YOUR TASK: Return every line of the material exactly.

------------------------

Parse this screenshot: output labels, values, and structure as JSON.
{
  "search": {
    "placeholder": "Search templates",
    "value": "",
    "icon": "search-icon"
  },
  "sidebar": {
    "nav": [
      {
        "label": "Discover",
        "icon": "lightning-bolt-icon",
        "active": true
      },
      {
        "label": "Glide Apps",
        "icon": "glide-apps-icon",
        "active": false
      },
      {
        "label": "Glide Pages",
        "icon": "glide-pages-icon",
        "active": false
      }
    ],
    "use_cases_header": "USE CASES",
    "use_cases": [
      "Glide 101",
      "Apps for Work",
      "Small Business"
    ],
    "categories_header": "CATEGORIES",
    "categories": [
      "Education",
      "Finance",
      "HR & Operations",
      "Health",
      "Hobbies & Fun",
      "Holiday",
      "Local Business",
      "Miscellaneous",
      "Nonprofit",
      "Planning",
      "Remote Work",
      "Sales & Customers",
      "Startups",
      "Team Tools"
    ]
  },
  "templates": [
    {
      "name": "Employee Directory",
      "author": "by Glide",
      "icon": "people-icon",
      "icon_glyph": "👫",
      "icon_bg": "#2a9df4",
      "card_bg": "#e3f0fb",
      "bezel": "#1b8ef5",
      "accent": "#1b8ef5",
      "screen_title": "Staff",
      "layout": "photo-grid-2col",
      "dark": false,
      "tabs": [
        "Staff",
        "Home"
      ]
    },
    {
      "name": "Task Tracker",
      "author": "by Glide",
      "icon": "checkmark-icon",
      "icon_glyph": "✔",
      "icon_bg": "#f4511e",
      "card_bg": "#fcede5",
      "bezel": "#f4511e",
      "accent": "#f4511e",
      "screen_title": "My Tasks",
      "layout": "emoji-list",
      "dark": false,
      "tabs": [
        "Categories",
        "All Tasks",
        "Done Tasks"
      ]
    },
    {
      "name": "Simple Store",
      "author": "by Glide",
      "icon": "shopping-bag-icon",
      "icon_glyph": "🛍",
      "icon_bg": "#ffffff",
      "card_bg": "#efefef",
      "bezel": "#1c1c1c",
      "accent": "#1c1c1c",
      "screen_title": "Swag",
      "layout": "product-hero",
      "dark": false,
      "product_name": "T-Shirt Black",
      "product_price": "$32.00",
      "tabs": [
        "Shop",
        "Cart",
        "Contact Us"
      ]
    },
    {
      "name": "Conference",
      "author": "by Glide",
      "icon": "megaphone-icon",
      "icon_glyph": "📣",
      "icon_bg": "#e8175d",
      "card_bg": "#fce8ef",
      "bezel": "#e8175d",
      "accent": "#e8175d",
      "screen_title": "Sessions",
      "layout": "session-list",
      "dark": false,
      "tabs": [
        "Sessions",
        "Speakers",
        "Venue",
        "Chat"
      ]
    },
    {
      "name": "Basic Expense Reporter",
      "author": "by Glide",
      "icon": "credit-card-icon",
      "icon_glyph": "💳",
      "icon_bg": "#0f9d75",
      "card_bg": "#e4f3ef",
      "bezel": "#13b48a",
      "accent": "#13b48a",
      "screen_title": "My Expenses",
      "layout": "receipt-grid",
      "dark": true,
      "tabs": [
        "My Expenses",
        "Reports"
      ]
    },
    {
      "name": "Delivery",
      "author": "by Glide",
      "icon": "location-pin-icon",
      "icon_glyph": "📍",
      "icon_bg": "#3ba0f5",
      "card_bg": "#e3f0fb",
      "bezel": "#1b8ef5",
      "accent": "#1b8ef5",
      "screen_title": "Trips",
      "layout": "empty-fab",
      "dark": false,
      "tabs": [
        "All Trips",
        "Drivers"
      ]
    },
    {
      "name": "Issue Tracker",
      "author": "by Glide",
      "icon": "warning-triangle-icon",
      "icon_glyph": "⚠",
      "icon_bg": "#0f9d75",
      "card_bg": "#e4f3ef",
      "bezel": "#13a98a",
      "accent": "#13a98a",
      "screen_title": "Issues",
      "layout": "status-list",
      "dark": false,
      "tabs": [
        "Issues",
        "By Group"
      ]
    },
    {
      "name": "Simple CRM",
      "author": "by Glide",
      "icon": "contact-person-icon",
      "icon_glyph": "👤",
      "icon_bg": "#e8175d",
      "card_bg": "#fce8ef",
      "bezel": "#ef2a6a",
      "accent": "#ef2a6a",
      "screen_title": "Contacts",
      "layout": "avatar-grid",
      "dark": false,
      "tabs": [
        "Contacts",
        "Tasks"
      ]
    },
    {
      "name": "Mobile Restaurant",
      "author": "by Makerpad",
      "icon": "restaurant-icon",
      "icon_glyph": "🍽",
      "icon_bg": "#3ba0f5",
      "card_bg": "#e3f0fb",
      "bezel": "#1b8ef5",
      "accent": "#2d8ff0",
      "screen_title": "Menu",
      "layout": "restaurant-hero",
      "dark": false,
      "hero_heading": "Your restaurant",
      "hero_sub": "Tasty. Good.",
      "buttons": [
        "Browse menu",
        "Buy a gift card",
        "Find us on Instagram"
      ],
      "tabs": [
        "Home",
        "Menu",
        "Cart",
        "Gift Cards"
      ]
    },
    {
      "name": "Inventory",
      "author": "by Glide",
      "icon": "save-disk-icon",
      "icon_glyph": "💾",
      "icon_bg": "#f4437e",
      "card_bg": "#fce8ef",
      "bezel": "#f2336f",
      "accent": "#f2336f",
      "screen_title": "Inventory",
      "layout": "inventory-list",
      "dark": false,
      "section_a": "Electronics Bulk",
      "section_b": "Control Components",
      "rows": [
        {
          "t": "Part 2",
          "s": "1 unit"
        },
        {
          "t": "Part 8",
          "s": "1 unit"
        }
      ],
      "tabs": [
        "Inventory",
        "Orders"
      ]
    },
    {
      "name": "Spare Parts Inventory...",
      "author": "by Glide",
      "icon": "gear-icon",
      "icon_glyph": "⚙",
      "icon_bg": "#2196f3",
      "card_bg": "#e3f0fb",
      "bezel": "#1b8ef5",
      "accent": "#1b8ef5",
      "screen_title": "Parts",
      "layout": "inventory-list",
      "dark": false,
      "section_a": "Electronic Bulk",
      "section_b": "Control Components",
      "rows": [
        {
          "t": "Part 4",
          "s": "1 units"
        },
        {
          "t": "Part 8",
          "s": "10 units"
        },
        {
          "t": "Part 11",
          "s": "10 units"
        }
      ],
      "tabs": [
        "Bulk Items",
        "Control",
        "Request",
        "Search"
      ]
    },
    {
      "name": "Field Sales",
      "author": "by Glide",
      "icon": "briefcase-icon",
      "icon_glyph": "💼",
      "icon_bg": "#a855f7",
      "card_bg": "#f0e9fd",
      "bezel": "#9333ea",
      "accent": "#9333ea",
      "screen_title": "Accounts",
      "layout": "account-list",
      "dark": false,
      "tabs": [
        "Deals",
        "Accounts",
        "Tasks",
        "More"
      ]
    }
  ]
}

------------------------

SOLUTION:
Parse this screenshot: output labels, values, and structure as JSON.
{
  "search": {
    "placeholder": "Search templates",
    "value": "",
    "icon": "search-icon"
  },
  "sidebar": {
    "nav": [
      {
        "label": "Discover",
        "icon": "lightning-bolt-icon",
        "active": true
      },
      {
        "label": "Glide Apps",
        "icon": "glide-apps-icon",
        "active": false
      },
      {
        "label": "Glide Pages",
        "icon": "glide-pages-icon",
        "active": false
      }
    ],
    "use_cases_header": "USE CASES",
    "use_cases": [
      "Glide 101",
      "Apps for Work",
      "Small Business"
    ],
    "categories_header": "CATEGORIES",
    "categories": [
      "Education",
      "Finance",
      "HR & Operations",
      "Health",
      "Hobbies & Fun",
      "Holiday",
      "Local Business",
      "Miscellaneous",
      "Nonprofit",
      "Planning",
      "Remote Work",
      "Sales & Customers",
      "Startups",
      "Team Tools"
    ]
  },
  "templates": [
    {
      "name": "Employee Directory",
      "author": "by Glide",
      "icon": "people-icon",
      "icon_glyph": "👫",
      "icon_bg": "#2a9df4",
      "card_bg": "#e3f0fb",
      "bezel": "#1b8ef5",
      "accent": "#1b8ef5",
      "screen_title": "Staff",
      "layout": "photo-grid-2col",
      "dark": false,
      "tabs": [
        "Staff",
        "Home"
      ]
    },
    {
      "name": "Task Tracker",
      "author": "by Glide",
      "icon": "checkmark-icon",
      "icon_glyph": "✔",
      "icon_bg": "#f4511e",
      "card_bg": "#fcede5",
      "bezel": "#f4511e",
      "accent": "#f4511e",
      "screen_title": "My Tasks",
      "layout": "emoji-list",
      "dark": false,
      "tabs": [
        "Categories",
        "All Tasks",
        "Done Tasks"
      ]
    },
    {
      "name": "Simple Store",
      "author": "by Glide",
      "icon": "shopping-bag-icon",
      "icon_glyph": "🛍",
      "icon_bg": "#ffffff",
      "card_bg": "#efefef",
      "bezel": "#1c1c1c",
      "accent": "#1c1c1c",
      "screen_title": "Swag",
      "layout": "product-hero",
      "dark": false,
      "product_name": "T-Shirt Black",
      "product_price": "$32.00",
      "tabs": [
        "Shop",
        "Cart",
        "Contact Us"
      ]
    },
    {
      "name": "Conference",
      "author": "by Glide",
      "icon": "megaphone-icon",
      "icon_glyph": "📣",
      "icon_bg": "#e8175d",
      "card_bg": "#fce8ef",
      "bezel": "#e8175d",
      "accent": "#e8175d",
      "screen_title": "Sessions",
      "layout": "session-list",
      "dark": false,
      "tabs": [
        "Sessions",
        "Speakers",
        "Venue",
        "Chat"
      ]
    },
    {
      "name": "Basic Expense Reporter",
      "author": "by Glide",
      "icon": "credit-card-icon",
      "icon_glyph": "💳",
      "icon_bg": "#0f9d75",
      "card_bg": "#e4f3ef",
      "bezel": "#13b48a",
      "accent": "#13b48a",
      "screen_title": "My Expenses",
      "layout": "receipt-grid",
      "dark": true,
      "tabs": [
        "My Expenses",
        "Reports"
      ]
    },
    {
      "name": "Delivery",
      "author": "by Glide",
      "icon": "location-pin-icon",
      "icon_glyph": "📍",
      "icon_bg": "#3ba0f5",
      "card_bg": "#e3f0fb",
      "bezel": "#1b8ef5",
      "accent": "#1b8ef5",
      "screen_title": "Trips",
      "layout": "empty-fab",
      "dark": false,
      "tabs": [
        "All Trips",
        "Drivers"
      ]
    },
    {
      "name": "Issue Tracker",
      "author": "by Glide",
      "icon": "warning-triangle-icon",
      "icon_glyph": "⚠",
      "icon_bg": "#0f9d75",
      "card_bg": "#e4f3ef",
      "bezel": "#13a98a",
      "accent": "#13a98a",
      "screen_title": "Issues",
      "layout": "status-list",
      "dark": false,
      "tabs": [
        "Issues",
        "By Group"
      ]
    },
    {
      "name": "Simple CRM",
      "author": "by Glide",
      "icon": "contact-person-icon",
      "icon_glyph": "👤",
      "icon_bg": "#e8175d",
      "card_bg": "#fce8ef",
      "bezel": "#ef2a6a",
      "accent": "#ef2a6a",
      "screen_title": "Contacts",
      "layout": "avatar-grid",
      "dark": false,
      "tabs": [
        "Contacts",
        "Tasks"
      ]
    },
    {
      "name": "Mobile Restaurant",
      "author": "by Makerpad",
      "icon": "restaurant-icon",
      "icon_glyph": "🍽",
      "icon_bg": "#3ba0f5",
      "card_bg": "#e3f0fb",
      "bezel": "#1b8ef5",
      "accent": "#2d8ff0",
      "screen_title": "Menu",
      "layout": "restaurant-hero",
      "dark": false,
      "hero_heading": "Your restaurant",
      "hero_sub": "Tasty. Good.",
      "buttons": [
        "Browse menu",
        "Buy a gift card",
        "Find us on Instagram"
      ],
      "tabs": [
        "Home",
        "Menu",
        "Cart",
        "Gift Cards"
      ]
    },
    {
      "name": "Inventory",
      "author": "by Glide",
      "icon": "save-disk-icon",
      "icon_glyph": "💾",
      "icon_bg": "#f4437e",
      "card_bg": "#fce8ef",
      "bezel": "#f2336f",
      "accent": "#f2336f",
      "screen_title": "Inventory",
      "layout": "inventory-list",
      "dark": false,
      "section_a": "Electronics Bulk",
      "section_b": "Control Components",
      "rows": [
        {
          "t": "Part 2",
          "s": "1 unit"
        },
        {
          "t": "Part 8",
          "s": "1 unit"
        }
      ],
      "tabs": [
        "Inventory",
        "Orders"
      ]
    },
    {
      "name": "Spare Parts Inventory...",
      "author": "by Glide",
      "icon": "gear-icon",
      "icon_glyph": "⚙",
      "icon_bg": "#2196f3",
      "card_bg": "#e3f0fb",
      "bezel": "#1b8ef5",
      "accent": "#1b8ef5",
      "screen_title": "Parts",
      "layout": "inventory-list",
      "dark": false,
      "section_a": "Electronic Bulk",
      "section_b": "Control Components",
      "rows": [
        {
          "t": "Part 4",
          "s": "1 units"
        },
        {
          "t": "Part 8",
          "s": "10 units"
        },
        {
          "t": "Part 11",
          "s": "10 units"
        }
      ],
      "tabs": [
        "Bulk Items",
        "Control",
        "Request",
        "Search"
      ]
    },
    {
      "name": "Field Sales",
      "author": "by Glide",
      "icon": "briefcase-icon",
      "icon_glyph": "💼",
      "icon_bg": "#a855f7",
      "card_bg": "#f0e9fd",
      "bezel": "#9333ea",
      "accent": "#9333ea",
      "screen_title": "Accounts",
      "layout": "account-list",
      "dark": false,
      "tabs": [
        "Deals",
        "Accounts",
        "Tasks",
        "More"
      ]
    }
  ]
}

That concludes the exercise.